----- Data shown

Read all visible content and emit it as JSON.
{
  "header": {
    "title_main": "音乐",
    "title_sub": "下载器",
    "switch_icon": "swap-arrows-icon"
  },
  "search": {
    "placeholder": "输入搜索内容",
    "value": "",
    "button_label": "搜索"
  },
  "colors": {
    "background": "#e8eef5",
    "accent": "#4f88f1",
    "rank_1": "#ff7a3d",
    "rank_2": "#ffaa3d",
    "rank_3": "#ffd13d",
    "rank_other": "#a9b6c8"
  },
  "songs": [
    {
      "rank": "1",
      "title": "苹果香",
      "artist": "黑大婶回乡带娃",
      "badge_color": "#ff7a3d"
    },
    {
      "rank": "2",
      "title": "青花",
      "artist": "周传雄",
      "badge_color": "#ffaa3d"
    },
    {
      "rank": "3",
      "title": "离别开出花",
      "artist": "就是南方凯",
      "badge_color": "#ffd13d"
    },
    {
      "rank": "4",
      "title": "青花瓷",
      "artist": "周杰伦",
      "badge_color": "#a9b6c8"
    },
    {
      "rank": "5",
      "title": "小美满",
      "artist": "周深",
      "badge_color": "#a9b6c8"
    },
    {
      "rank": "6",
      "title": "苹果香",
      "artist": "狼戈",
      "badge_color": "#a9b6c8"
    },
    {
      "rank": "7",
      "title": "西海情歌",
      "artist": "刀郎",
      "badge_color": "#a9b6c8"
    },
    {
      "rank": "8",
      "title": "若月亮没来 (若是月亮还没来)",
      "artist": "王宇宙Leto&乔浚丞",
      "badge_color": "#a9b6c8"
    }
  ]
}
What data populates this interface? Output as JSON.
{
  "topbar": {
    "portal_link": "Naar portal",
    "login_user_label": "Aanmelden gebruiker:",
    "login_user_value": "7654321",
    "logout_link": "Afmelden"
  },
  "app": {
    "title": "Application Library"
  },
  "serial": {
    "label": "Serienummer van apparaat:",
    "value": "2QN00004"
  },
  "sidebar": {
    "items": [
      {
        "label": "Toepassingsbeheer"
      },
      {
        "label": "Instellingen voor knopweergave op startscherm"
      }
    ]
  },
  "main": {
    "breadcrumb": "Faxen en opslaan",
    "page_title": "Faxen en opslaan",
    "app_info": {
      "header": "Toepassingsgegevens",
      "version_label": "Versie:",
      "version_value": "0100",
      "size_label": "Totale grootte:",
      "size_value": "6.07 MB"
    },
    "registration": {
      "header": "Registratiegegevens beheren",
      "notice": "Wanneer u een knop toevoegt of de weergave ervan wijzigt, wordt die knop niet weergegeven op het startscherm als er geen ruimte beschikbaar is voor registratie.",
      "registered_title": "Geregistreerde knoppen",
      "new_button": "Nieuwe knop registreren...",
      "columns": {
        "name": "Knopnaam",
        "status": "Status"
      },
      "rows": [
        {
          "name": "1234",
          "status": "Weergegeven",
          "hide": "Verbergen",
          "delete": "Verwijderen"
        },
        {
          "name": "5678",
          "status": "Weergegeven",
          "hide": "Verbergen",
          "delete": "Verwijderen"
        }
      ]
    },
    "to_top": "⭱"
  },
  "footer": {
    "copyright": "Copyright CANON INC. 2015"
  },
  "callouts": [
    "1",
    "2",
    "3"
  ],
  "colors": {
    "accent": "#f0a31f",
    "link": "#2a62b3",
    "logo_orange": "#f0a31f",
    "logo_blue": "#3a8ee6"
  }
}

----------

**Written instruction:**
What is needed here is an exact reproduction of all the entries.

**Full solution:**
Read all visible content and emit it as JSON.
{
  "header": {
    "title_main": "音乐",
    "title_sub": "下载器",
    "switch_icon": "swap-arrows-icon"
  },
  "search": {
    "placeholder": "输入搜索内容",
    "value": "",
    "button_label": "搜索"
  },
  "colors": {
    "background": "#e8eef5",
    "accent": "#4f88f1",
    "rank_1": "#ff7a3d",
    "rank_2": "#ffaa3d",
    "rank_3": "#ffd13d",
    "rank_other": "#a9b6c8"
  },
  "songs": [
    {
      "rank": "1",
      "title": "苹果香",
      "artist": "黑大婶回乡带娃",
      "badge_color": "#ff7a3d"
    },
    {
      "rank": "2",
      "title": "青花",
      "artist": "周传雄",
      "badge_color": "#ffaa3d"
    },
    {
      "rank": "3",
      "title": "离别开出花",
      "artist": "就是南方凯",
      "badge_color": "#ffd13d"
    },
    {
      "rank": "4",
      "title": "青花瓷",
      "artist": "周杰伦",
      "badge_color": "#a9b6c8"
    },
    {
      "rank": "5",
      "title": "小美满",
      "artist": "周深",
      "badge_color": "#a9b6c8"
    },
    {
      "rank": "6",
      "title": "苹果香",
      "artist": "狼戈",
      "badge_color": "#a9b6c8"
    },
    {
      "rank": "7",
      "title": "西海情歌",
      "artist": "刀郎",
      "badge_color": "#a9b6c8"
    },
    {
      "rank": "8",
      "title": "若月亮没来 (若是月亮还没来)",
      "artist": "王宇宙Leto&乔浚丞",
      "badge_color": "#a9b6c8"
    }
  ]
}
What data populates this interface? Output as JSON.
{
  "topbar": {
    "portal_link": "Naar portal",
    "login_user_label": "Aanmelden gebruiker:",
    "login_user_value": "7654321",
    "logout_link": "Afmelden"
  },
  "app": {
    "title": "Application Library"
  },
  "serial": {
    "label": "Serienummer van apparaat:",
    "value": "2QN00004"
  },
  "sidebar": {
    "items": [
      {
        "label": "Toepassingsbeheer"
      },
      {
        "label": "Instellingen voor knopweergave op startscherm"
      }
    ]
  },
  "main": {
    "breadcrumb": "Faxen en opslaan",
    "page_title": "Faxen en opslaan",
    "app_info": {
      "header": "Toepassingsgegevens",
      "version_label": "Versie:",
      "version_value": "0100",
      "size_label": "Totale grootte:",
      "size_value": "6.07 MB"
    },
    "registration": {
      "header": "Registratiegegevens beheren",
      "notice": "Wanneer u een knop toevoegt of de weergave ervan wijzigt, wordt die knop niet weergegeven op het startscherm als er geen ruimte beschikbaar is voor registratie.",
      "registered_title": "Geregistreerde knoppen",
      "new_button": "Nieuwe knop registreren...",
      "columns": {
        "name": "Knopnaam",
        "status": "Status"
      },
      "rows": [
        {
          "name": "1234",
          "status": "Weergegeven",
          "hide": "Verbergen",
          "delete": "Verwijderen"
        },
        {
          "name": "5678",
          "status": "Weergegeven",
          "hide": "Verbergen",
          "delete": "Verwijderen"
        }
      ]
    },
    "to_top": "⭱"
  },
  "footer": {
    "copyright": "Copyright CANON INC. 2015"
  },
  "callouts": [
    "1",
    "2",
    "3"
  ],
  "colors": {
    "accent": "#f0a31f",
    "link": "#2a62b3",
    "logo_orange": "#f0a31f",
    "logo_blue": "#3a8ee6"
  }
}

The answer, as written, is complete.